▶ To be done
Return each of the items below verbatim, reproducing every line without alteration.

--

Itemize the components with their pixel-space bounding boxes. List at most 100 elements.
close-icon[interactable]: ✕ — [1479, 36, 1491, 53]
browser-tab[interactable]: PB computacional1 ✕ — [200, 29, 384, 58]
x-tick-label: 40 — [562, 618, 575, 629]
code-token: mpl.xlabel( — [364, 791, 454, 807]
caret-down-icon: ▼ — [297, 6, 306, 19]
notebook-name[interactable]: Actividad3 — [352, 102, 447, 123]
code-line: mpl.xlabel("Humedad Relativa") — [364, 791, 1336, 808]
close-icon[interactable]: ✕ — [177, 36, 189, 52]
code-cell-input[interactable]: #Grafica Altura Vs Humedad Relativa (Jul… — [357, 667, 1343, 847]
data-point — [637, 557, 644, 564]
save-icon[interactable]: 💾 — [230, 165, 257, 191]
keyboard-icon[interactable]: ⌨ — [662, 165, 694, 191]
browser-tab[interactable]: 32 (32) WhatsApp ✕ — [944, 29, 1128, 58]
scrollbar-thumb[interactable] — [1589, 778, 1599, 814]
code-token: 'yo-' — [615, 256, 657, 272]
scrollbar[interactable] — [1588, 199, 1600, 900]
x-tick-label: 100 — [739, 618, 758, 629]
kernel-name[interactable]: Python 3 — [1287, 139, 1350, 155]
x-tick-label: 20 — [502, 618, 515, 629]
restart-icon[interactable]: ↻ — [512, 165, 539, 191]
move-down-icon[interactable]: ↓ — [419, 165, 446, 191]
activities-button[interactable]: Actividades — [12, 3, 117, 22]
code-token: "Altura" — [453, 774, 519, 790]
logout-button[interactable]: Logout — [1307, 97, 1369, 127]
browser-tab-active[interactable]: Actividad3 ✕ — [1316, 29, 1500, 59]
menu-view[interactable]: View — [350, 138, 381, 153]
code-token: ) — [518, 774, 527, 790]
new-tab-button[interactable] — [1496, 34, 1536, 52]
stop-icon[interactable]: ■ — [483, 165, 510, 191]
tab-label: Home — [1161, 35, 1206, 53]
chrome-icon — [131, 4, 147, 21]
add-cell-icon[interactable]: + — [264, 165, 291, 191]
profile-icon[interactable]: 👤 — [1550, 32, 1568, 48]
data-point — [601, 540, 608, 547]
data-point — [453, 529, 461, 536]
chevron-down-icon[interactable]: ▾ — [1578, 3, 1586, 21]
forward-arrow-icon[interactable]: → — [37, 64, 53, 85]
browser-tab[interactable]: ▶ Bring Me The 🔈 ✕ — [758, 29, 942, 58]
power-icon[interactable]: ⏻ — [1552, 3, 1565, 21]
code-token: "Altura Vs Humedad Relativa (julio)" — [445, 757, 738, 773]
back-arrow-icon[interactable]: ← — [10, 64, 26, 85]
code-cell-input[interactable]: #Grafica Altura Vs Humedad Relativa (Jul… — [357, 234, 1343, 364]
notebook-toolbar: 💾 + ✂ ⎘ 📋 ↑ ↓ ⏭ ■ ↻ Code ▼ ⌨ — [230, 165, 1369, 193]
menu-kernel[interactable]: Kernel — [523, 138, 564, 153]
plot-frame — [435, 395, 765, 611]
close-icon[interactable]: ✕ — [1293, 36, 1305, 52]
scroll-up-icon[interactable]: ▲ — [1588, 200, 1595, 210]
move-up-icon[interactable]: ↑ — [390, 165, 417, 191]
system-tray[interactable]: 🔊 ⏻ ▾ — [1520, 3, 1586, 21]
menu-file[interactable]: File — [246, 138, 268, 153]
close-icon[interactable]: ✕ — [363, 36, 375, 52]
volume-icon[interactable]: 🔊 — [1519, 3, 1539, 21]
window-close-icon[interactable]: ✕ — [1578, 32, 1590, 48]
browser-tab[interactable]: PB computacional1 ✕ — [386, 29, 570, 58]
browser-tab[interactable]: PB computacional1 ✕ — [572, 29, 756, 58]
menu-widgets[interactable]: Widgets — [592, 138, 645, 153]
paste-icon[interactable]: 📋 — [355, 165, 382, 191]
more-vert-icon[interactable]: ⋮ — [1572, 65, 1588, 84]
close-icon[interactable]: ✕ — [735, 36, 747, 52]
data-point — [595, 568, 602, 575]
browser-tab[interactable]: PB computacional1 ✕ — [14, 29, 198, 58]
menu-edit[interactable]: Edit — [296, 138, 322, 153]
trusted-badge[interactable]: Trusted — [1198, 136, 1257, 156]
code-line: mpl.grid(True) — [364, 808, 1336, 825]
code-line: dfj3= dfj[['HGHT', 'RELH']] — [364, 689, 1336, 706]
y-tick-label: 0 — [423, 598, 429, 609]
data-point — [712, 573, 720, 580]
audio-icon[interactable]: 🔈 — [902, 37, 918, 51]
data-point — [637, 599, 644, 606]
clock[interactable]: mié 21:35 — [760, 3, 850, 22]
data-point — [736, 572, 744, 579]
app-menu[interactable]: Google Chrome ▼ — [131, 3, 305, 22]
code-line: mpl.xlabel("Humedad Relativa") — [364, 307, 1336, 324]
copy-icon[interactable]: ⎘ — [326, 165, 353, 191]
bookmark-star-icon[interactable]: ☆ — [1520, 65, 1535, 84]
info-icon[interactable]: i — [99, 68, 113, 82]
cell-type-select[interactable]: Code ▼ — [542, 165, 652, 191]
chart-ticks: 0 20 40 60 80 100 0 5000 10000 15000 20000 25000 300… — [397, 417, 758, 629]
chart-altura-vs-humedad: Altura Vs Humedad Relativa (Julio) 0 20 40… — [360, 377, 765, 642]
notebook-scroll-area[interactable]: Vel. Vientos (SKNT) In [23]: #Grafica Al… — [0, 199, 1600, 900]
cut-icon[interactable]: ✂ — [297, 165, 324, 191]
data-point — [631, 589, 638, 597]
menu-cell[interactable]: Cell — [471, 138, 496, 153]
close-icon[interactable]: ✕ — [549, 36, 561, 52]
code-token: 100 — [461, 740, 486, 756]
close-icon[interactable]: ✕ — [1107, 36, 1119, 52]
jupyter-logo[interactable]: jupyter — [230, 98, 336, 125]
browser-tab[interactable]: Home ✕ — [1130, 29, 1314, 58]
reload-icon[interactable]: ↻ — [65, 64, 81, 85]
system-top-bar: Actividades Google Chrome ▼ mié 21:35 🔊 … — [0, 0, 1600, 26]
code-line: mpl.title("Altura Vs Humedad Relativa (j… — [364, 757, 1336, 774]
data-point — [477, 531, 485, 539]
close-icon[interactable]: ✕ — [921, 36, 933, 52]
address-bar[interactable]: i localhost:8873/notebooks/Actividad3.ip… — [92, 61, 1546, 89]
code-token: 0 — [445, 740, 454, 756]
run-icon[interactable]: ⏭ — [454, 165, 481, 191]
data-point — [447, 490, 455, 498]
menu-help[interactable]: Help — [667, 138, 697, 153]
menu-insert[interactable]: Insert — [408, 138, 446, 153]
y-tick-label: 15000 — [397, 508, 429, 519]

--

▶ The completed task
Itemize the components with their pixel-space bounding boxes. List at most 100 elements.
close-icon[interactable]: ✕ — [1479, 36, 1491, 53]
browser-tab[interactable]: PB computacional1 ✕ — [200, 29, 384, 58]
x-tick-label: 40 — [562, 618, 575, 629]
code-token: mpl.xlabel( — [364, 791, 454, 807]
caret-down-icon: ▼ — [297, 6, 306, 19]
notebook-name[interactable]: Actividad3 — [352, 102, 447, 123]
code-line: mpl.xlabel("Humedad Relativa") — [364, 791, 1336, 808]
close-icon[interactable]: ✕ — [177, 36, 189, 52]
code-cell-input[interactable]: #Grafica Altura Vs Humedad Relativa (Jul… — [357, 667, 1343, 847]
data-point — [637, 557, 644, 564]
save-icon[interactable]: 💾 — [230, 165, 257, 191]
keyboard-icon[interactable]: ⌨ — [662, 165, 694, 191]
browser-tab[interactable]: 32 (32) WhatsApp ✕ — [944, 29, 1128, 58]
scrollbar-thumb[interactable] — [1589, 778, 1599, 814]
code-token: 'yo-' — [615, 256, 657, 272]
scrollbar[interactable] — [1588, 199, 1600, 900]
x-tick-label: 100 — [739, 618, 758, 629]
kernel-name[interactable]: Python 3 — [1287, 139, 1350, 155]
x-tick-label: 20 — [502, 618, 515, 629]
restart-icon[interactable]: ↻ — [512, 165, 539, 191]
move-down-icon[interactable]: ↓ — [419, 165, 446, 191]
activities-button[interactable]: Actividades — [12, 3, 117, 22]
code-token: "Altura" — [453, 774, 519, 790]
logout-button[interactable]: Logout — [1307, 97, 1369, 127]
browser-tab-active[interactable]: Actividad3 ✕ — [1316, 29, 1500, 59]
menu-view[interactable]: View — [350, 138, 381, 153]
code-token: ) — [518, 774, 527, 790]
new-tab-button[interactable] — [1496, 34, 1536, 52]
stop-icon[interactable]: ■ — [483, 165, 510, 191]
tab-label: Home — [1161, 35, 1206, 53]
chrome-icon — [131, 4, 147, 21]
add-cell-icon[interactable]: + — [264, 165, 291, 191]
profile-icon[interactable]: 👤 — [1550, 32, 1568, 48]
data-point — [601, 540, 608, 547]
data-point — [453, 529, 461, 536]
chevron-down-icon[interactable]: ▾ — [1578, 3, 1586, 21]
forward-arrow-icon[interactable]: → — [37, 64, 53, 85]
browser-tab[interactable]: ▶ Bring Me The 🔈 ✕ — [758, 29, 942, 58]
power-icon[interactable]: ⏻ — [1552, 3, 1565, 21]
code-token: "Altura Vs Humedad Relativa (julio)" — [445, 757, 738, 773]
back-arrow-icon[interactable]: ← — [10, 64, 26, 85]
code-cell-input[interactable]: #Grafica Altura Vs Humedad Relativa (Jul… — [357, 234, 1343, 364]
notebook-toolbar: 💾 + ✂ ⎘ 📋 ↑ ↓ ⏭ ■ ↻ Code ▼ ⌨ — [230, 165, 1369, 193]
menu-kernel[interactable]: Kernel — [523, 138, 564, 153]
plot-frame — [435, 395, 765, 611]
close-icon[interactable]: ✕ — [1293, 36, 1305, 52]
scroll-up-icon[interactable]: ▲ — [1588, 200, 1595, 210]
move-up-icon[interactable]: ↑ — [390, 165, 417, 191]
system-tray[interactable]: 🔊 ⏻ ▾ — [1520, 3, 1586, 21]
menu-file[interactable]: File — [246, 138, 268, 153]
close-icon[interactable]: ✕ — [363, 36, 375, 52]
volume-icon[interactable]: 🔊 — [1519, 3, 1539, 21]
window-close-icon[interactable]: ✕ — [1578, 32, 1590, 48]
browser-tab[interactable]: PB computacional1 ✕ — [386, 29, 570, 58]
browser-tab[interactable]: PB computacional1 ✕ — [572, 29, 756, 58]
menu-widgets[interactable]: Widgets — [592, 138, 645, 153]
paste-icon[interactable]: 📋 — [355, 165, 382, 191]
more-vert-icon[interactable]: ⋮ — [1572, 65, 1588, 84]
close-icon[interactable]: ✕ — [735, 36, 747, 52]
data-point — [595, 568, 602, 575]
browser-tab[interactable]: PB computacional1 ✕ — [14, 29, 198, 58]
menu-edit[interactable]: Edit — [296, 138, 322, 153]
trusted-badge[interactable]: Trusted — [1198, 136, 1257, 156]
code-line: mpl.grid(True) — [364, 808, 1336, 825]
code-line: dfj3= dfj[['HGHT', 'RELH']] — [364, 689, 1336, 706]
y-tick-label: 0 — [423, 598, 429, 609]
data-point — [712, 573, 720, 580]
audio-icon[interactable]: 🔈 — [902, 37, 918, 51]
data-point — [637, 599, 644, 606]
clock[interactable]: mié 21:35 — [760, 3, 850, 22]
data-point — [736, 572, 744, 579]
app-menu[interactable]: Google Chrome ▼ — [131, 3, 305, 22]
code-line: mpl.xlabel("Humedad Relativa") — [364, 307, 1336, 324]
copy-icon[interactable]: ⎘ — [326, 165, 353, 191]
bookmark-star-icon[interactable]: ☆ — [1520, 65, 1535, 84]
info-icon[interactable]: i — [99, 68, 113, 82]
cell-type-select[interactable]: Code ▼ — [542, 165, 652, 191]
chart-ticks: 0 20 40 60 80 100 0 5000 10000 15000 20000 25000 300… — [397, 417, 758, 629]
chart-altura-vs-humedad: Altura Vs Humedad Relativa (Julio) 0 20 40… — [360, 377, 765, 642]
notebook-scroll-area[interactable]: Vel. Vientos (SKNT) In [23]: #Grafica Al… — [0, 199, 1600, 900]
cut-icon[interactable]: ✂ — [297, 165, 324, 191]
data-point — [631, 589, 638, 597]
menu-cell[interactable]: Cell — [471, 138, 496, 153]
close-icon[interactable]: ✕ — [549, 36, 561, 52]
code-token: 100 — [461, 740, 486, 756]
close-icon[interactable]: ✕ — [1107, 36, 1119, 52]
jupyter-logo[interactable]: jupyter — [230, 98, 336, 125]
browser-tab[interactable]: Home ✕ — [1130, 29, 1314, 58]
reload-icon[interactable]: ↻ — [65, 64, 81, 85]
system-top-bar: Actividades Google Chrome ▼ mié 21:35 🔊 … — [0, 0, 1600, 26]
code-line: mpl.title("Altura Vs Humedad Relativa (j… — [364, 757, 1336, 774]
data-point — [477, 531, 485, 539]
close-icon[interactable]: ✕ — [921, 36, 933, 52]
address-bar[interactable]: i localhost:8873/notebooks/Actividad3.ip… — [92, 61, 1546, 89]
code-token: 0 — [445, 740, 454, 756]
run-icon[interactable]: ⏭ — [454, 165, 481, 191]
data-point — [447, 490, 455, 498]
menu-help[interactable]: Help — [667, 138, 697, 153]
menu-insert[interactable]: Insert — [408, 138, 446, 153]
y-tick-label: 15000 — [397, 508, 429, 519]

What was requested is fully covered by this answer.